Written task:
Locate every line in the records below that contains the word "Change", and copy each one.

# start of Task input

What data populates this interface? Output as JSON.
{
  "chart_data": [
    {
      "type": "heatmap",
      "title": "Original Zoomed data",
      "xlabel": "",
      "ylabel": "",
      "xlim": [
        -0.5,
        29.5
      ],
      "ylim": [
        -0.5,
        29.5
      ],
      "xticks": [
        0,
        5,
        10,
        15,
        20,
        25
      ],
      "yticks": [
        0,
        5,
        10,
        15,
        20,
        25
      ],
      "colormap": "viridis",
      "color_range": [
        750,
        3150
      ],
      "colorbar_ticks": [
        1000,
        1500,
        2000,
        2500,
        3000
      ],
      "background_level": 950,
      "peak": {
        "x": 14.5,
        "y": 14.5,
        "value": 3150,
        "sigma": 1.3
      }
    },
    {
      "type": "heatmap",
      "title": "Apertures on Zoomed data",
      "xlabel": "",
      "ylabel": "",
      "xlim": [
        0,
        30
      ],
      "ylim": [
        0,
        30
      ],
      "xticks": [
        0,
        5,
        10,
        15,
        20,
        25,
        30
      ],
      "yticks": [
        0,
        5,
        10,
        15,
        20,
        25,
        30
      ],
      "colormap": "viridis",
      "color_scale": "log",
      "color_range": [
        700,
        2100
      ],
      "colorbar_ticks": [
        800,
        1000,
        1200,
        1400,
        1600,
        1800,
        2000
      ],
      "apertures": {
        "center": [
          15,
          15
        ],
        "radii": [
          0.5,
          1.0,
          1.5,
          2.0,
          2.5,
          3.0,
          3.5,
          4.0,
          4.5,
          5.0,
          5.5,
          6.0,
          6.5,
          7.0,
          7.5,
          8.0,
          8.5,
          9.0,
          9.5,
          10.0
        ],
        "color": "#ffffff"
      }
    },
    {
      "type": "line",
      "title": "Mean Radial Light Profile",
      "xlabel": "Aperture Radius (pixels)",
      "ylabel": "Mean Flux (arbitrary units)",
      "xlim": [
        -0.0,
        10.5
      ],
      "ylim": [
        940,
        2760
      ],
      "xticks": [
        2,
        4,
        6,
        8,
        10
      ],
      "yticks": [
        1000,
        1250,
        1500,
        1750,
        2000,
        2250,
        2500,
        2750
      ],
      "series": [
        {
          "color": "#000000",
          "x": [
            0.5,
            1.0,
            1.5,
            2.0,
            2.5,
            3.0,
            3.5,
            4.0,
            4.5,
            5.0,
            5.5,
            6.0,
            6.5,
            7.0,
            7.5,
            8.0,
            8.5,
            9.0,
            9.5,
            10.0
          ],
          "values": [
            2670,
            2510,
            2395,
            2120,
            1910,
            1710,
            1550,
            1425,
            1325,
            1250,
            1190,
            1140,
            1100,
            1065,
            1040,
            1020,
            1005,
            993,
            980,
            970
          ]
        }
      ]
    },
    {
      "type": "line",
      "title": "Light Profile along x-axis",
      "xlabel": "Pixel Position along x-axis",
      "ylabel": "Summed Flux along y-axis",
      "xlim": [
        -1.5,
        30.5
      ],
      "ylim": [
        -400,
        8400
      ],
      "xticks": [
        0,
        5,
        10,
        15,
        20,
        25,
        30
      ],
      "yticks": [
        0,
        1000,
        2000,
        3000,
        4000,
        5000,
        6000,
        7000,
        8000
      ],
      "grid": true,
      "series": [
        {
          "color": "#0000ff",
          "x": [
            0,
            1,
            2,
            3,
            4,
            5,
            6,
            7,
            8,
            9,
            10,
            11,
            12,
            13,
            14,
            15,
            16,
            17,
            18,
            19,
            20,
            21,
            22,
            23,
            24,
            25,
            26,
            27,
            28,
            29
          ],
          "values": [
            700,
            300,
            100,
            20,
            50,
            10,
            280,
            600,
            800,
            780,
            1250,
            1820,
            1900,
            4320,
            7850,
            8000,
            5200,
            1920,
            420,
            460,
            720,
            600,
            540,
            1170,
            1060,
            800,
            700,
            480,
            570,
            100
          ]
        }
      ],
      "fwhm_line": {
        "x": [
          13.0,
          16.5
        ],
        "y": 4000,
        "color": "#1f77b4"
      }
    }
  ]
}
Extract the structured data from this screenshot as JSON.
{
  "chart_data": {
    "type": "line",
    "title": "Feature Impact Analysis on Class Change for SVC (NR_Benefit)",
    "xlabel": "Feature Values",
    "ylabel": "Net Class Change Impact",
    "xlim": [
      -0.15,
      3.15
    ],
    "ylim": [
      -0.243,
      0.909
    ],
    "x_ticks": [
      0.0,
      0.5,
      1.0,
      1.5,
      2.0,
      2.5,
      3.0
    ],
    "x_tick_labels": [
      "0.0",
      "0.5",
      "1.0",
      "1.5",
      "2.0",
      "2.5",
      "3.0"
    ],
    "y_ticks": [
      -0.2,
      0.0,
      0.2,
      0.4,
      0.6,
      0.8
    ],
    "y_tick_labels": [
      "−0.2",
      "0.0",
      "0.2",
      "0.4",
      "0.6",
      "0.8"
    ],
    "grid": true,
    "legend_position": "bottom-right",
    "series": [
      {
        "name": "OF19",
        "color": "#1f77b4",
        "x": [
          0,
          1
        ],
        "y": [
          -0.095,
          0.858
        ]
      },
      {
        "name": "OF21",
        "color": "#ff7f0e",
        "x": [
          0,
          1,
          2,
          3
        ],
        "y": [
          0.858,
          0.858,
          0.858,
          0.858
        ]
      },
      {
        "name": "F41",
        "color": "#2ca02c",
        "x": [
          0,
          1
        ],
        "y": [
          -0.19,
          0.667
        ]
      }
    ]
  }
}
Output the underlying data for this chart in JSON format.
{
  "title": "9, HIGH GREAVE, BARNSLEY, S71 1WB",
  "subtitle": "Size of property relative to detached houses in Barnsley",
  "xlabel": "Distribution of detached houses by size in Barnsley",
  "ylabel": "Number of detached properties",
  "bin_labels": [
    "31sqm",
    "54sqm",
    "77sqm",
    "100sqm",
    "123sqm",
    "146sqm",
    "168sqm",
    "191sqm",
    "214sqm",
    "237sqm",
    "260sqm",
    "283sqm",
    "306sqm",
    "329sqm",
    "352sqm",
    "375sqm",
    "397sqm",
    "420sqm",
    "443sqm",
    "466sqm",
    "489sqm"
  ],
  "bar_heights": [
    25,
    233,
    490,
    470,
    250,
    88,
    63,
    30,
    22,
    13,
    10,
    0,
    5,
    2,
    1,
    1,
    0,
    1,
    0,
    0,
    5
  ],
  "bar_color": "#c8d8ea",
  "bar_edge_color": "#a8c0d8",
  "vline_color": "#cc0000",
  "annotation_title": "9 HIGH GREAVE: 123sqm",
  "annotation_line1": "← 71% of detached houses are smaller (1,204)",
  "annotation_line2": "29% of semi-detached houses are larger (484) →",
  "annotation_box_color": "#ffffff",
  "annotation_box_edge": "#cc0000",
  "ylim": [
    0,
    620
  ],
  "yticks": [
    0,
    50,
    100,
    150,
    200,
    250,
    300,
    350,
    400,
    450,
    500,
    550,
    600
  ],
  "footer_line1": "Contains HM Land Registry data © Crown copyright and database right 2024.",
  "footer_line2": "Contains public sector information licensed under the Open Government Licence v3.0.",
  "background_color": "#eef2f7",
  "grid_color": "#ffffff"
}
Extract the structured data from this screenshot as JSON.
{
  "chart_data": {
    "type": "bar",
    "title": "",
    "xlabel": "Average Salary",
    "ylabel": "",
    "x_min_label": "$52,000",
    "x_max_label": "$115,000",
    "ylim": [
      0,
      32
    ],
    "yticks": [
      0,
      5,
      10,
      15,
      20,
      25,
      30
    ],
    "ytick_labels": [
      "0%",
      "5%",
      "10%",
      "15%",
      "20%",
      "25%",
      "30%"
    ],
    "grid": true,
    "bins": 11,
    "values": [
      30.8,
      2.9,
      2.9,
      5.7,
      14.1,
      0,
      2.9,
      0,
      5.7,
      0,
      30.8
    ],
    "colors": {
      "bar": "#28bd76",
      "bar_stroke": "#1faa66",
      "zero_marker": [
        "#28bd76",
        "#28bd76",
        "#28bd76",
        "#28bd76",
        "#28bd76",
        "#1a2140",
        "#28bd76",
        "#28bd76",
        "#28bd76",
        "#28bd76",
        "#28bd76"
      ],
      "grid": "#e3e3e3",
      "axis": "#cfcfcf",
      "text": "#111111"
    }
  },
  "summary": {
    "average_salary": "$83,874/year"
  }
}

# end of Task input

Response for this exercise:
    "title": "Feature Impact Analysis on Class Change for SVC (NR_Benefit)",
    "ylabel": "Net Class Change Impact",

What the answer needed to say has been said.